Return the number of lines holding "name", with nothing added.
· · · · ·
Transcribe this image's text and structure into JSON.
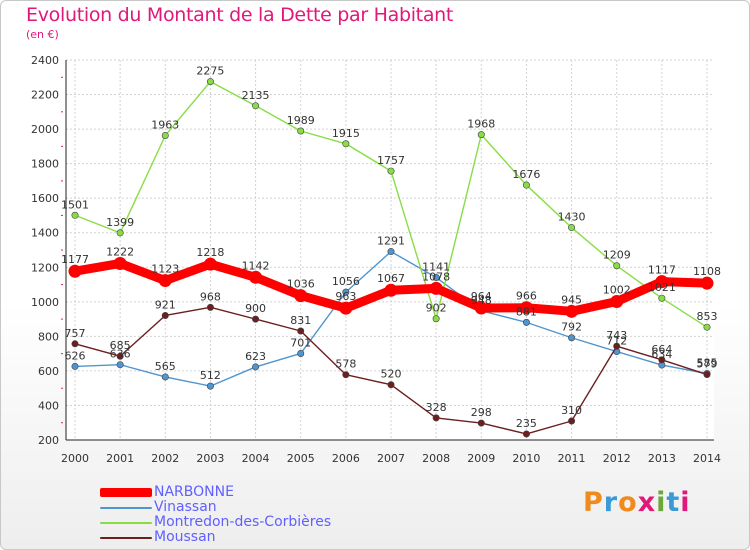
{
  "title": "Evolution du Montant de la Dette par Habitant",
  "unit": "(en €)",
  "logo": {
    "text": "Proxiti",
    "colors": [
      "#f08a1c",
      "#3a9ad8",
      "#f08a1c",
      "#e0187a",
      "#6aa83a",
      "#3a9ad8",
      "#e0187a"
    ]
  },
  "chart_data": {
    "type": "line",
    "x": [
      "2000",
      "2001",
      "2002",
      "2003",
      "2004",
      "2005",
      "2006",
      "2007",
      "2008",
      "2009",
      "2010",
      "2011",
      "2012",
      "2013",
      "2014"
    ],
    "ylim": [
      200,
      2400
    ],
    "yticks": [
      "200",
      "400",
      "600",
      "800",
      "1000",
      "1200",
      "1400",
      "1600",
      "1800",
      "2000",
      "2200",
      "2400"
    ],
    "grid": true,
    "legend_position": "bottom-left",
    "series": [
      {
        "name": "NARBONNE",
        "color": "#ff0000",
        "thick": true,
        "values": [
          1177,
          1222,
          1123,
          1218,
          1142,
          1036,
          963,
          1067,
          1078,
          964,
          966,
          945,
          1002,
          1117,
          1108
        ],
        "labels": [
          "1177",
          "1222",
          "1123",
          "1218",
          "1142",
          "1036",
          "963",
          "1067",
          "1078",
          "964",
          "966",
          "945",
          "1002",
          "1117",
          "1108"
        ]
      },
      {
        "name": "Vinassan",
        "color": "#4f95d0",
        "thick": false,
        "values": [
          626,
          636,
          565,
          512,
          623,
          701,
          1056,
          1291,
          1141,
          948,
          881,
          792,
          712,
          634,
          585
        ],
        "labels": [
          "626",
          "636",
          "565",
          "512",
          "623",
          "701",
          "1056",
          "1291",
          "1141",
          "948",
          "881",
          "792",
          "712",
          "634",
          "585"
        ]
      },
      {
        "name": "Montredon-des-Corbières",
        "color": "#88dd44",
        "thick": false,
        "values": [
          1501,
          1399,
          1963,
          2275,
          2135,
          1989,
          1915,
          1757,
          902,
          1968,
          1676,
          1430,
          1209,
          1021,
          853
        ],
        "labels": [
          "1501",
          "1399",
          "1963",
          "2275",
          "2135",
          "1989",
          "1915",
          "1757",
          "902",
          "1968",
          "1676",
          "1430",
          "1209",
          "1021",
          "853"
        ]
      },
      {
        "name": "Moussan",
        "color": "#6b1f1f",
        "thick": false,
        "values": [
          757,
          685,
          921,
          968,
          900,
          831,
          578,
          520,
          328,
          298,
          235,
          310,
          743,
          664,
          579
        ],
        "labels": [
          "757",
          "685",
          "921",
          "968",
          "900",
          "831",
          "578",
          "520",
          "328",
          "298",
          "235",
          "310",
          "743",
          "664",
          "579"
        ]
      }
    ]
  }
}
· · · · ·
▶ _TASK OUTPUT_
4